Every line below should be copied exactly; drop the pictures.

-- Begin SOURCE DATA --

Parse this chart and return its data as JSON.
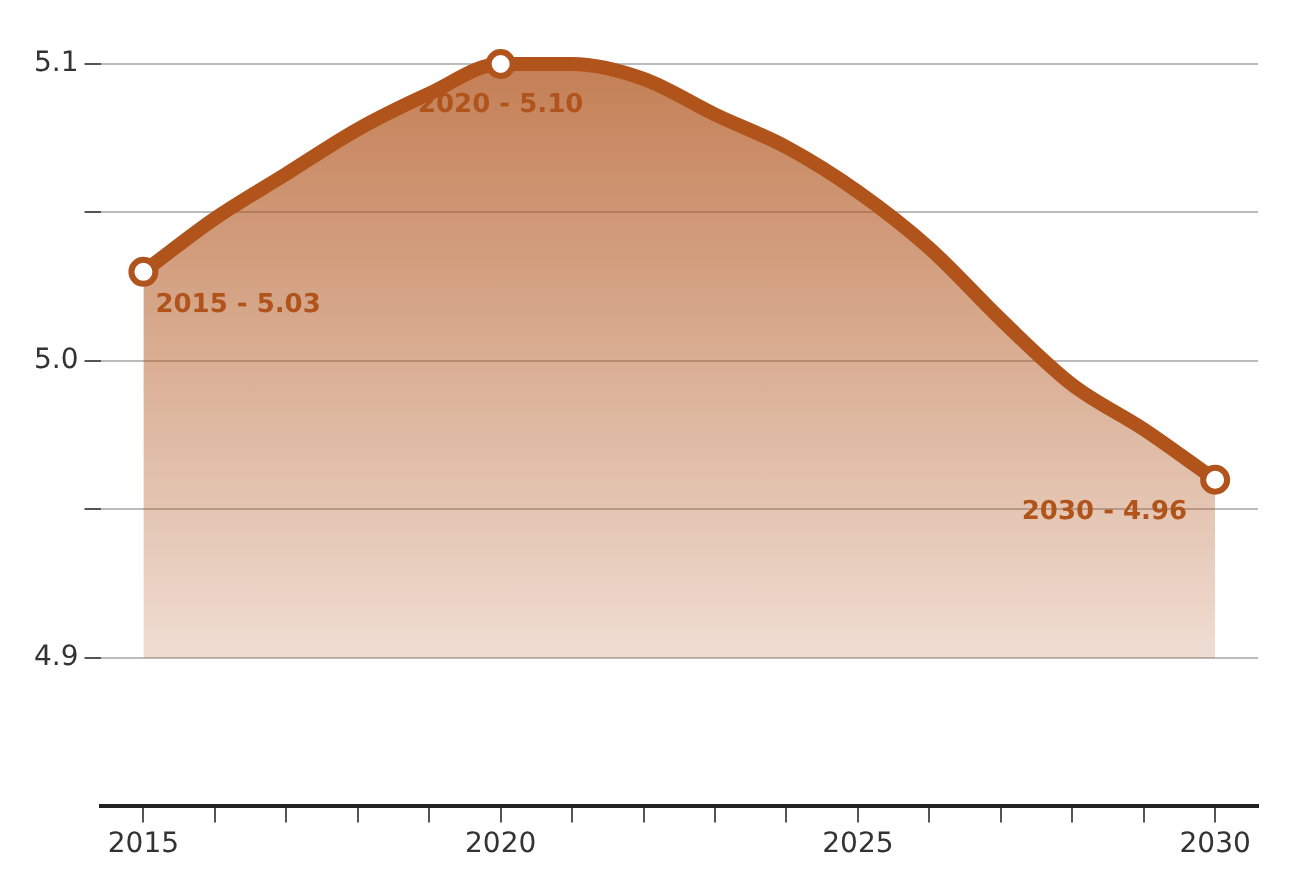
{
  "chart_data": {
    "type": "area",
    "x": [
      2015,
      2016,
      2017,
      2018,
      2019,
      2020,
      2021,
      2022,
      2023,
      2024,
      2025,
      2026,
      2027,
      2028,
      2029,
      2030
    ],
    "series": [
      {
        "color": "#b0541c",
        "values": [
          5.03,
          5.048,
          5.063,
          5.078,
          5.09,
          5.1,
          5.1,
          5.095,
          5.083,
          5.072,
          5.057,
          5.038,
          5.014,
          4.992,
          4.977,
          4.96
        ]
      }
    ],
    "annotations": [
      {
        "text": "2015 - 5.03",
        "x": 2015,
        "y": 5.03
      },
      {
        "text": "2020 - 5.10",
        "x": 2020,
        "y": 5.1
      },
      {
        "text": "2030 - 4.96",
        "x": 2030,
        "y": 4.96
      }
    ],
    "ylim": [
      4.85,
      5.1
    ],
    "yticks": [
      4.9,
      {
        "value": 4.95,
        "label": null
      },
      {
        "value": 5.0,
        "label": "5.0"
      },
      {
        "value": 5.05,
        "label": null
      },
      5.1
    ],
    "xlim": [
      2014.4,
      2030.6
    ],
    "xticks": [
      2015,
      {
        "value": 2016,
        "label": null
      },
      {
        "value": 2017,
        "label": null
      },
      {
        "value": 2018,
        "label": null
      },
      {
        "value": 2019,
        "label": null
      },
      2020,
      {
        "value": 2021,
        "label": null
      },
      {
        "value": 2022,
        "label": null
      },
      {
        "value": 2023,
        "label": null
      },
      {
        "value": 2024,
        "label": null
      },
      2025,
      {
        "value": 2026,
        "label": null
      },
      {
        "value": 2027,
        "label": null
      },
      {
        "value": 2028,
        "label": null
      },
      {
        "value": 2029,
        "label": null
      },
      2030
    ],
    "grid": "y",
    "legend": false
  }
}
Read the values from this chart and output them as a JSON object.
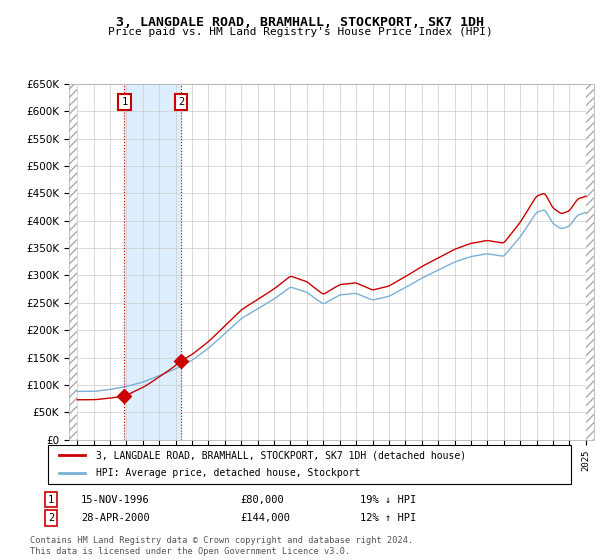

-- End SOURCE DATA --

*ANSWER BELOW*
Parse this chart and return its data as JSON.
{
  "chart_data": {
    "type": "area",
    "x": [
      2015,
      2016,
      2017,
      2018,
      2019,
      2020,
      2021,
      2022,
      2023,
      2024,
      2025,
      2026,
      2027,
      2028,
      2029,
      2030
    ],
    "series": [
      {
        "color": "#b0541c",
        "values": [
          5.03,
          5.048,
          5.063,
          5.078,
          5.09,
          5.1,
          5.1,
          5.095,
          5.083,
          5.072,
          5.057,
          5.038,
          5.014,
          4.992,
          4.977,
          4.96
        ]
      }
    ],
    "annotations": [
      {
        "text": "2015 - 5.03",
        "x": 2015,
        "y": 5.03
      },
      {
        "text": "2020 - 5.10",
        "x": 2020,
        "y": 5.1
      },
      {
        "text": "2030 - 4.96",
        "x": 2030,
        "y": 4.96
      }
    ],
    "ylim": [
      4.85,
      5.1
    ],
    "yticks": [
      4.9,
      {
        "value": 4.95,
        "label": null
      },
      {
        "value": 5.0,
        "label": "5.0"
      },
      {
        "value": 5.05,
        "label": null
      },
      5.1
    ],
    "xlim": [
      2014.4,
      2030.6
    ],
    "xticks": [
      2015,
      {
        "value": 2016,
        "label": null
      },
      {
        "value": 2017,
        "label": null
      },
      {
        "value": 2018,
        "label": null
      },
      {
        "value": 2019,
        "label": null
      },
      2020,
      {
        "value": 2021,
        "label": null
      },
      {
        "value": 2022,
        "label": null
      },
      {
        "value": 2023,
        "label": null
      },
      {
        "value": 2024,
        "label": null
      },
      2025,
      {
        "value": 2026,
        "label": null
      },
      {
        "value": 2027,
        "label": null
      },
      {
        "value": 2028,
        "label": null
      },
      {
        "value": 2029,
        "label": null
      },
      2030
    ],
    "grid": "y",
    "legend": false
  }
}
Read the values from this chart and output them as a JSON object.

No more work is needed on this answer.